• [TASK OBJECTIVE] Can you reproduce word for word the lines of the material that begin at the line containing "file-date: 2020/8/19 9:52" and stop after the line containing "folder-icon xyxy=(434,353,448,366)", with both of those lines included?

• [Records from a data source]
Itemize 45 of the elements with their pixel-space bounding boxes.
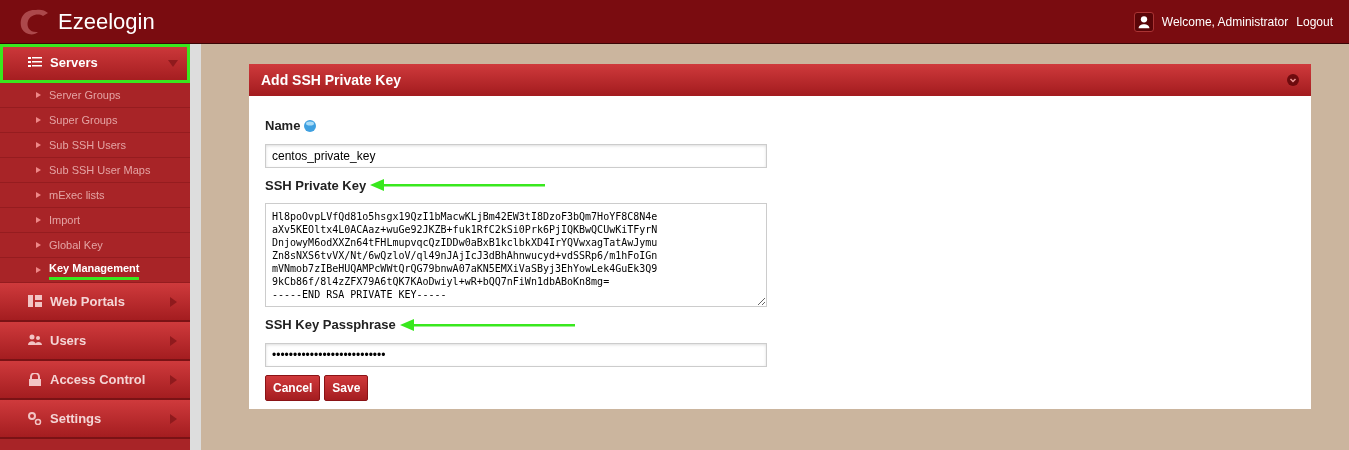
sidebar-group[interactable]: Web Portals: [0, 283, 190, 322]
bullet-icon: [36, 267, 41, 273]
bullet-icon: [36, 167, 41, 173]
bullet-icon: [36, 142, 41, 148]
bullet-icon: [36, 117, 41, 123]
sidebar-group[interactable]: Users: [0, 322, 190, 361]
lock-icon: [28, 373, 42, 386]
bullet-icon: [36, 192, 41, 198]
name-field[interactable]: centos_private_key: [265, 143, 767, 168]
list-icon: [28, 56, 42, 69]
key-textarea[interactable]: Hl8poOvpLVfQd81o5hsgx19QzI1bMacwKLjBm42EW3tI8DzoF3bQm7HoYF8C8N4e aXv5KEOltx4L0ACAaz+wuGe92JKZB+fuk1RfC2kSi0Prk6PjIQKBwQCUwKiTFyrN DnjowyM6odXXZn64tFHLmupvqcQzIDDw0aBxB1kclbkXD4IrYQVwxagTatAwJymu Zn8sNXS6tvVX/Nt/6wQzloV/ql49nJAjIcJ3dBhAhnwucyd+vdSSRp6/m1hFoIGn mVNmob7zIBeHUQAMPcWWtQrQG79bnwA07aKN5EMXiVaSByj3EhYowLek4GuEk3Q9 9kCb86f/8l4zZFX79A6tQK7KAoDwiyl+wR+bQQ7nFiWn1dbABoKn8mg= -----END RSA PRIVATE KEY-----: [265, 203, 767, 307]
bullet-icon: [36, 217, 41, 223]
caret-right-icon: [167, 296, 178, 307]
sidebar-item[interactable]: Super Groups: [49, 111, 118, 129]
caret-right-icon: [167, 335, 178, 346]
sidebar-item[interactable]: Sub SSH User Maps: [49, 161, 151, 179]
sidebar-group[interactable]: Access Control: [0, 361, 190, 400]
bullet-icon: [36, 242, 41, 248]
bullet-icon: [36, 92, 41, 98]
sidebar-item[interactable]: Key Management: [49, 260, 140, 280]
sidebar-item[interactable]: mExec lists: [49, 186, 105, 204]
users-icon: [28, 334, 42, 347]
welcome-text: Welcome, Administrator: [1161, 13, 1289, 31]
sidebar-item[interactable]: Global Key: [49, 236, 103, 254]
caret-right-icon: [167, 413, 178, 424]
save-button[interactable]: Save: [324, 374, 369, 401]
sidebar-item[interactable]: Import: [49, 211, 81, 229]
sidebar-group[interactable]: Servers: [0, 44, 190, 83]
caret-down-icon: [167, 57, 178, 68]
passphrase-field[interactable]: •••••••••••••••••••••••••••: [265, 342, 767, 367]
sidebar-group[interactable]: Settings: [0, 400, 190, 439]
app-title: Ezeelogin: [58, 8, 155, 36]
sidebar-item[interactable]: Server Groups: [49, 86, 121, 104]
field-label: Name: [265, 117, 301, 135]
field-label: SSH Private Key: [265, 176, 367, 195]
grid-icon: [28, 295, 42, 308]
panel-title: Add SSH Private Key: [261, 70, 402, 90]
user-icon: [1133, 11, 1154, 32]
logout-link[interactable]: Logout: [1296, 12, 1333, 31]
sidebar-item[interactable]: Sub SSH Users: [49, 136, 127, 154]
help-icon[interactable]: [304, 119, 317, 132]
cancel-button[interactable]: Cancel: [265, 374, 321, 401]
collapse-chevron-icon[interactable]: [1287, 74, 1299, 86]
field-label: SSH Key Passphrase: [265, 316, 396, 334]
caret-right-icon: [167, 374, 178, 385]
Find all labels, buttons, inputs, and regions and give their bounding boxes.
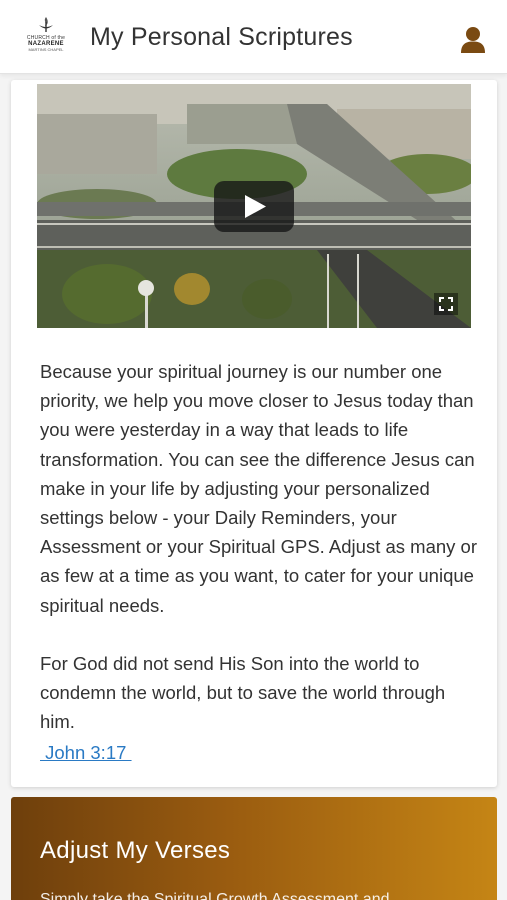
scripture-verse: For God did not send His Son into the wo… — [40, 653, 446, 733]
intro-paragraph: Because your spiritual journey is our nu… — [40, 361, 477, 616]
section-title: Adjust My Verses — [40, 837, 231, 864]
user-icon[interactable] — [460, 26, 486, 54]
app-header: CHURCH of the NAZARENE MARTINS CHAPEL My… — [0, 0, 507, 74]
intro-card: Because your spiritual journey is our nu… — [11, 80, 497, 787]
fullscreen-icon — [439, 297, 453, 311]
play-button[interactable] — [214, 181, 294, 232]
logo-text-bottom: MARTINS CHAPEL — [28, 47, 64, 52]
play-icon — [245, 195, 266, 218]
video-player[interactable] — [37, 84, 471, 328]
flame-cross-icon — [39, 17, 53, 32]
fullscreen-button[interactable] — [434, 293, 458, 315]
section-subtitle: Simply take the Spiritual Growth Assessm… — [40, 891, 390, 900]
page-title: My Personal Scriptures — [90, 23, 353, 51]
church-logo[interactable]: CHURCH of the NAZARENE MARTINS CHAPEL — [24, 16, 68, 56]
adjust-verses-section: Adjust My Verses Simply take the Spiritu… — [11, 797, 497, 900]
verse-reference-link[interactable]: John 3:17 — [40, 738, 132, 767]
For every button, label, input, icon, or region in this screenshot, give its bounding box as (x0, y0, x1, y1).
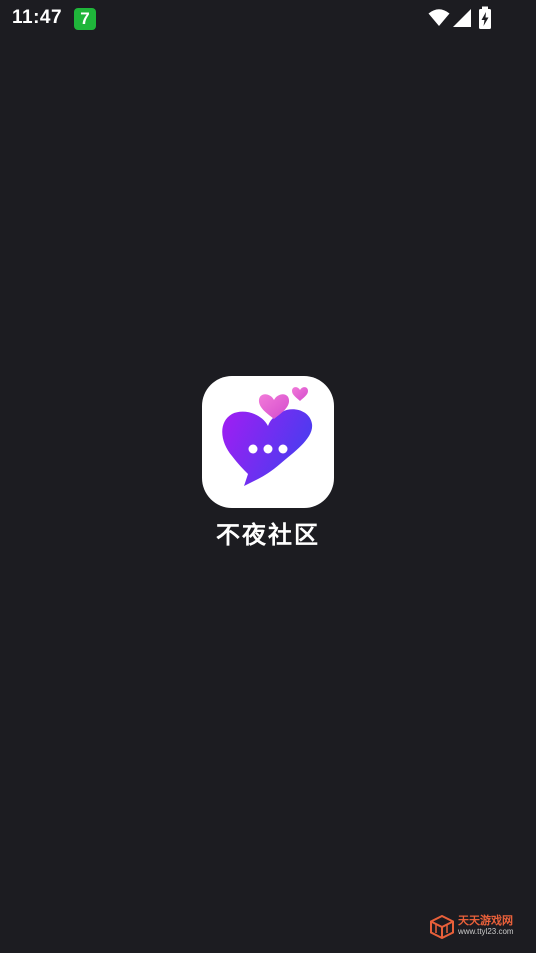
app-logo (202, 376, 334, 508)
status-icons (428, 6, 498, 30)
watermark-url: www.ttyl23.com (458, 927, 514, 936)
heart-chat-logo-icon (222, 387, 313, 486)
notification-badge-icon: 7 (74, 8, 96, 30)
app-name: 不夜社区 (216, 521, 320, 549)
watermark: 天天游戏网 www.ttyl23.com (430, 913, 530, 941)
cube-logo-icon (430, 915, 454, 939)
signal-icon (453, 9, 471, 27)
wifi-icon (428, 9, 450, 26)
battery-charging-icon (479, 6, 491, 29)
status-bar: 11:47 7 (0, 0, 536, 36)
status-time: 11:47 (12, 7, 63, 28)
watermark-name: 天天游戏网 (458, 914, 513, 927)
splash-screen: 11:47 7 不夜社区 天天游戏网 www.ttyl23.com (0, 0, 536, 953)
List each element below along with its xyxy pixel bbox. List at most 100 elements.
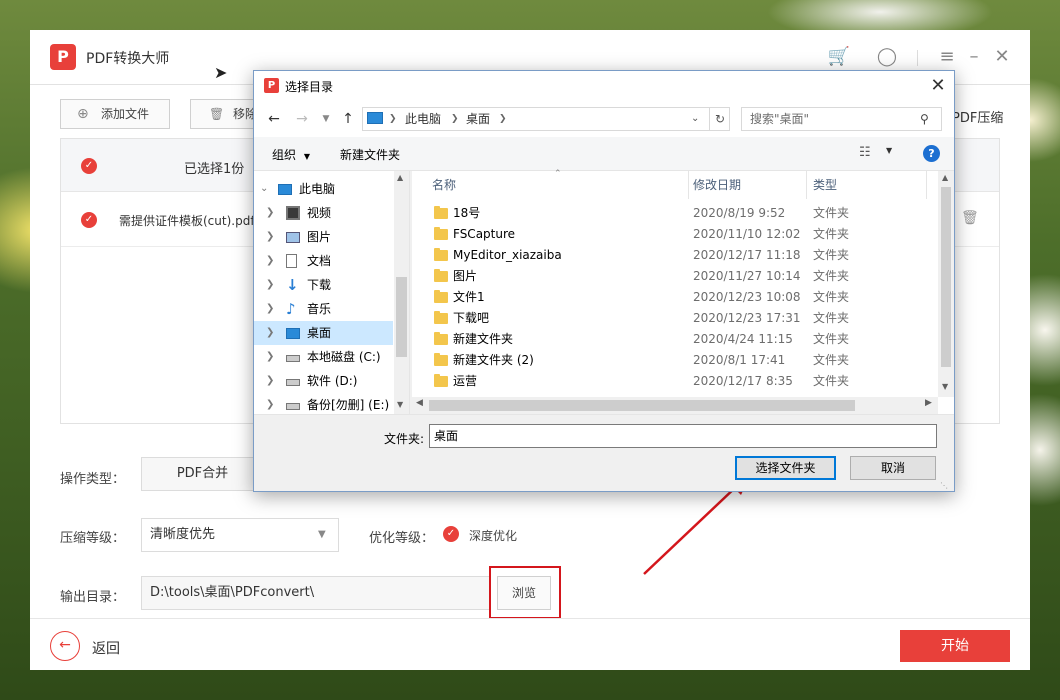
file-date: 2020/8/19 9:52 xyxy=(693,206,786,220)
recent-dropdown-icon[interactable]: ▼ xyxy=(316,109,336,129)
chevron-down-icon[interactable]: ▼ xyxy=(886,146,892,155)
file-date: 2020/4/24 11:15 xyxy=(693,332,793,346)
chevron-right-icon: ❯ xyxy=(266,375,275,386)
new-folder-button[interactable]: 新建文件夹 xyxy=(340,146,400,163)
drive-icon xyxy=(286,355,300,362)
help-icon[interactable]: ? xyxy=(923,145,940,162)
nav-scroll-thumb[interactable] xyxy=(396,277,407,357)
list-item[interactable]: 运营 2020/12/17 8:35 文件夹 xyxy=(412,371,936,392)
dialog-footer: 文件夹: 桌面 选择文件夹 取消 ⋱ xyxy=(254,414,954,491)
tree-item-music[interactable]: ❯ ♪ 音乐 xyxy=(254,297,394,321)
file-date: 2020/8/1 17:41 xyxy=(693,353,786,367)
file-name: FSCapture xyxy=(453,227,516,241)
tree-label: 备份[勿删] (E:) xyxy=(307,398,390,412)
file-type: 文件夹 xyxy=(813,374,850,388)
folder-icon xyxy=(434,227,448,240)
tree-item-downloads[interactable]: ❯ ↓ 下载 xyxy=(254,273,394,297)
folder-icon xyxy=(434,353,448,366)
organize-button[interactable]: 组织 ▼ xyxy=(272,146,310,163)
video-icon xyxy=(286,206,300,220)
files-hscroll-thumb[interactable] xyxy=(429,400,855,411)
file-type: 文件夹 xyxy=(813,353,850,367)
folder-icon xyxy=(434,374,448,387)
list-item[interactable]: 18号 2020/8/19 9:52 文件夹 xyxy=(412,203,936,224)
list-item[interactable]: MyEditor_xiazaiba 2020/12/17 11:18 文件夹 xyxy=(412,245,936,266)
file-type: 文件夹 xyxy=(813,290,850,304)
list-item[interactable]: FSCapture 2020/11/10 12:02 文件夹 xyxy=(412,224,936,245)
dialog-nav-bar: ← → ▼ ↑ ❯ 此电脑 ❯ 桌面 ❯ ⌄ ↻ 搜索"桌面" ⚲ xyxy=(254,101,954,137)
scroll-down-icon[interactable]: ▼ xyxy=(942,382,948,391)
folder-icon xyxy=(434,206,448,219)
tree-label: 文档 xyxy=(307,254,332,268)
scroll-up-icon[interactable]: ▲ xyxy=(397,173,403,182)
dialog-title: 选择目录 xyxy=(285,80,334,94)
select-folder-button[interactable]: 选择文件夹 xyxy=(735,456,836,480)
chevron-down-icon[interactable]: ⌄ xyxy=(691,108,699,130)
col-divider[interactable] xyxy=(688,171,689,199)
list-item[interactable]: 文件1 2020/12/23 10:08 文件夹 xyxy=(412,287,936,308)
tree-label: 视频 xyxy=(307,206,332,220)
dialog-close-icon[interactable]: ✕ xyxy=(926,74,950,98)
computer-icon xyxy=(278,184,292,195)
search-input[interactable]: 搜索"桌面" ⚲ xyxy=(741,107,942,131)
scroll-up-icon[interactable]: ▲ xyxy=(942,173,948,182)
file-date: 2020/12/17 8:35 xyxy=(693,374,793,388)
file-name: MyEditor_xiazaiba xyxy=(453,248,562,262)
tree-label: 音乐 xyxy=(307,302,332,316)
search-icon: ⚲ xyxy=(920,112,929,126)
list-item[interactable]: 图片 2020/11/27 10:14 文件夹 xyxy=(412,266,936,287)
tree-label: 下载 xyxy=(307,278,332,292)
file-type: 文件夹 xyxy=(813,227,850,241)
file-type: 文件夹 xyxy=(813,248,850,262)
folder-icon xyxy=(434,269,448,282)
col-divider[interactable] xyxy=(806,171,807,199)
tree-item-video[interactable]: ❯ 视频 xyxy=(254,201,394,225)
scroll-right-icon[interactable]: ▶ xyxy=(925,398,932,408)
list-item[interactable]: 下载吧 2020/12/23 17:31 文件夹 xyxy=(412,308,936,329)
folder-field-label: 文件夹: xyxy=(384,432,425,446)
chevron-right-icon: ❯ xyxy=(266,303,275,314)
tree-item-this-pc[interactable]: ⌄ 此电脑 xyxy=(254,177,394,201)
refresh-icon[interactable]: ↻ xyxy=(709,108,730,130)
cancel-button[interactable]: 取消 xyxy=(850,456,936,480)
forward-nav-icon[interactable]: → xyxy=(292,109,312,129)
scroll-left-icon[interactable]: ◀ xyxy=(416,398,423,408)
breadcrumb-sep-icon: ❯ xyxy=(389,114,397,124)
files-vscrollbar[interactable]: ▲ ▼ xyxy=(938,171,954,397)
tree-item-drive-d[interactable]: ❯ 软件 (D:) xyxy=(254,369,394,393)
select-directory-dialog: P 选择目录 ✕ ← → ▼ ↑ ❯ 此电脑 ❯ 桌面 ❯ ⌄ ↻ 搜索"桌面"… xyxy=(253,70,955,492)
files-hscrollbar[interactable]: ◀ ▶ xyxy=(412,397,938,414)
files-vscroll-thumb[interactable] xyxy=(941,187,951,367)
tree-item-documents[interactable]: ❯ 文档 xyxy=(254,249,394,273)
list-item[interactable]: 新建文件夹 (2) 2020/8/1 17:41 文件夹 xyxy=(412,350,936,371)
address-bar[interactable]: ❯ 此电脑 ❯ 桌面 ❯ ⌄ ↻ xyxy=(362,107,730,131)
file-type: 文件夹 xyxy=(813,269,850,283)
col-divider[interactable] xyxy=(926,171,927,199)
col-header-modified[interactable]: 修改日期 xyxy=(693,171,741,199)
tree-label: 本地磁盘 (C:) xyxy=(307,350,381,364)
back-nav-icon[interactable]: ← xyxy=(264,109,284,129)
tree-item-drive-c[interactable]: ❯ 本地磁盘 (C:) xyxy=(254,345,394,369)
view-options-icon[interactable]: ☷ xyxy=(859,145,871,160)
folder-icon xyxy=(434,311,448,324)
resize-grip-icon[interactable]: ⋱ xyxy=(940,481,948,490)
up-nav-icon[interactable]: ↑ xyxy=(338,109,358,129)
tree-item-drive-e[interactable]: ❯ 备份[勿删] (E:) xyxy=(254,393,394,414)
mouse-cursor-icon: ➤ xyxy=(214,63,228,82)
breadcrumb-item[interactable]: 桌面 xyxy=(466,108,490,130)
breadcrumb-item[interactable]: 此电脑 xyxy=(405,108,441,130)
col-header-name[interactable]: 名称 xyxy=(432,171,456,199)
file-type: 文件夹 xyxy=(813,311,850,325)
folder-name-input[interactable]: 桌面 xyxy=(429,424,937,448)
list-item[interactable]: 新建文件夹 2020/4/24 11:15 文件夹 xyxy=(412,329,936,350)
tree-label: 软件 (D:) xyxy=(307,374,358,388)
nav-scrollbar[interactable]: ▲ ▼ xyxy=(394,171,409,414)
navigation-pane: ⌄ 此电脑 ❯ 视频 ❯ 图片 ❯ 文档 ❯ ↓ 下载 ❯ ♪ 音乐 ❯ 桌面 … xyxy=(254,171,410,414)
scroll-down-icon[interactable]: ▼ xyxy=(397,400,403,409)
tree-item-desktop[interactable]: ❯ 桌面 xyxy=(254,321,393,345)
drive-icon xyxy=(286,403,300,410)
search-placeholder: 搜索"桌面" xyxy=(750,112,810,126)
col-header-type[interactable]: 类型 xyxy=(813,171,837,199)
tree-item-pictures[interactable]: ❯ 图片 xyxy=(254,225,394,249)
chevron-right-icon: ❯ xyxy=(266,231,275,242)
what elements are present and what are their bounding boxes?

• [COMPLETE ANSWER]
file-date: 2020/8/19 9:52 xyxy=(693,206,786,220)
recent-dropdown-icon[interactable]: ▼ xyxy=(316,109,336,129)
chevron-down-icon[interactable]: ▼ xyxy=(886,146,892,155)
file-date: 2020/4/24 11:15 xyxy=(693,332,793,346)
chevron-right-icon: ❯ xyxy=(266,375,275,386)
new-folder-button[interactable]: 新建文件夹 xyxy=(340,146,400,163)
drive-icon xyxy=(286,355,300,362)
help-icon[interactable]: ? xyxy=(923,145,940,162)
nav-scroll-thumb[interactable] xyxy=(396,277,407,357)
list-item[interactable]: 运营 2020/12/17 8:35 文件夹 xyxy=(412,371,936,392)
dialog-footer: 文件夹: 桌面 选择文件夹 取消 ⋱ xyxy=(254,414,954,491)
tree-item-music[interactable]: ❯ ♪ 音乐 xyxy=(254,297,394,321)
file-date: 2020/8/1 17:41 xyxy=(693,353,786,367)
file-name: FSCapture xyxy=(453,227,516,241)
tree-label: 备份[勿删] (E:) xyxy=(307,398,390,412)
file-type: 文件夹 xyxy=(813,374,850,388)
folder-icon xyxy=(434,227,448,240)
tree-item-downloads[interactable]: ❯ ↓ 下载 xyxy=(254,273,394,297)
folder-icon xyxy=(434,353,448,366)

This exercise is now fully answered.